• Written task
Write out the material exactly, with the pictures left out.

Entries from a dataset
++++++++++++++++++++
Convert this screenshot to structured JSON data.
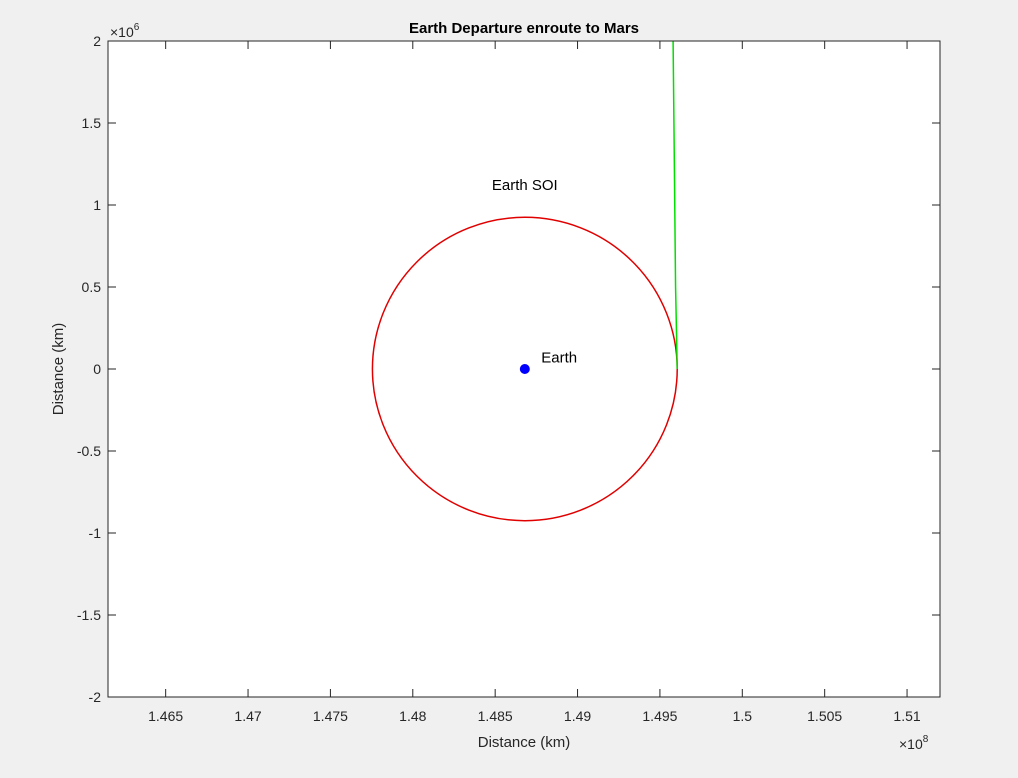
{
  "chart_data": {
    "type": "line",
    "title": "Earth Departure enroute to Mars",
    "xlabel": "Distance (km)",
    "ylabel": "Distance (km)",
    "x_exponent_label": "×10",
    "x_exponent": "8",
    "y_exponent_label": "×10",
    "y_exponent": "6",
    "xlim": [
      146150000,
      151200000
    ],
    "ylim": [
      -2000000,
      2000000
    ],
    "xticks": [
      146500000,
      147000000,
      147500000,
      148000000,
      148500000,
      149000000,
      149500000,
      150000000,
      150500000,
      151000000
    ],
    "xtick_labels": [
      "1.465",
      "1.47",
      "1.475",
      "1.48",
      "1.485",
      "1.49",
      "1.495",
      "1.5",
      "1.505",
      "1.51"
    ],
    "yticks": [
      2000000,
      1500000,
      1000000,
      500000,
      0,
      -500000,
      -1000000,
      -1500000,
      -2000000
    ],
    "ytick_labels": [
      "2",
      "1.5",
      "1",
      "0.5",
      "0",
      "-0.5",
      "-1",
      "-1.5",
      "-2"
    ],
    "grid": false,
    "series": [
      {
        "kind": "circle",
        "center": [
          148680000,
          0
        ],
        "radius": 925000,
        "color": "#e00000"
      },
      {
        "kind": "line",
        "x": [
          149605000,
          149595000,
          149585000,
          149580000
        ],
        "y": [
          0,
          500000,
          1500000,
          2000000
        ],
        "color": "#00e000"
      },
      {
        "kind": "marker",
        "x": 148680000,
        "y": 0,
        "color": "#0000ff"
      }
    ],
    "annotations": [
      {
        "text": "Earth",
        "x": 148780000,
        "y": 40000
      },
      {
        "text": "Earth SOI",
        "x": 148480000,
        "y": 1090000
      }
    ]
  }
}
++++++++++++++++++++
• Solution
Convert this screenshot to structured JSON data.
{
  "chart_data": {
    "type": "line",
    "title": "Earth Departure enroute to Mars",
    "xlabel": "Distance (km)",
    "ylabel": "Distance (km)",
    "x_exponent_label": "×10",
    "x_exponent": "8",
    "y_exponent_label": "×10",
    "y_exponent": "6",
    "xlim": [
      146150000,
      151200000
    ],
    "ylim": [
      -2000000,
      2000000
    ],
    "xticks": [
      146500000,
      147000000,
      147500000,
      148000000,
      148500000,
      149000000,
      149500000,
      150000000,
      150500000,
      151000000
    ],
    "xtick_labels": [
      "1.465",
      "1.47",
      "1.475",
      "1.48",
      "1.485",
      "1.49",
      "1.495",
      "1.5",
      "1.505",
      "1.51"
    ],
    "yticks": [
      2000000,
      1500000,
      1000000,
      500000,
      0,
      -500000,
      -1000000,
      -1500000,
      -2000000
    ],
    "ytick_labels": [
      "2",
      "1.5",
      "1",
      "0.5",
      "0",
      "-0.5",
      "-1",
      "-1.5",
      "-2"
    ],
    "grid": false,
    "series": [
      {
        "kind": "circle",
        "center": [
          148680000,
          0
        ],
        "radius": 925000,
        "color": "#e00000"
      },
      {
        "kind": "line",
        "x": [
          149605000,
          149595000,
          149585000,
          149580000
        ],
        "y": [
          0,
          500000,
          1500000,
          2000000
        ],
        "color": "#00e000"
      },
      {
        "kind": "marker",
        "x": 148680000,
        "y": 0,
        "color": "#0000ff"
      }
    ],
    "annotations": [
      {
        "text": "Earth",
        "x": 148780000,
        "y": 40000
      },
      {
        "text": "Earth SOI",
        "x": 148480000,
        "y": 1090000
      }
    ]
  }
}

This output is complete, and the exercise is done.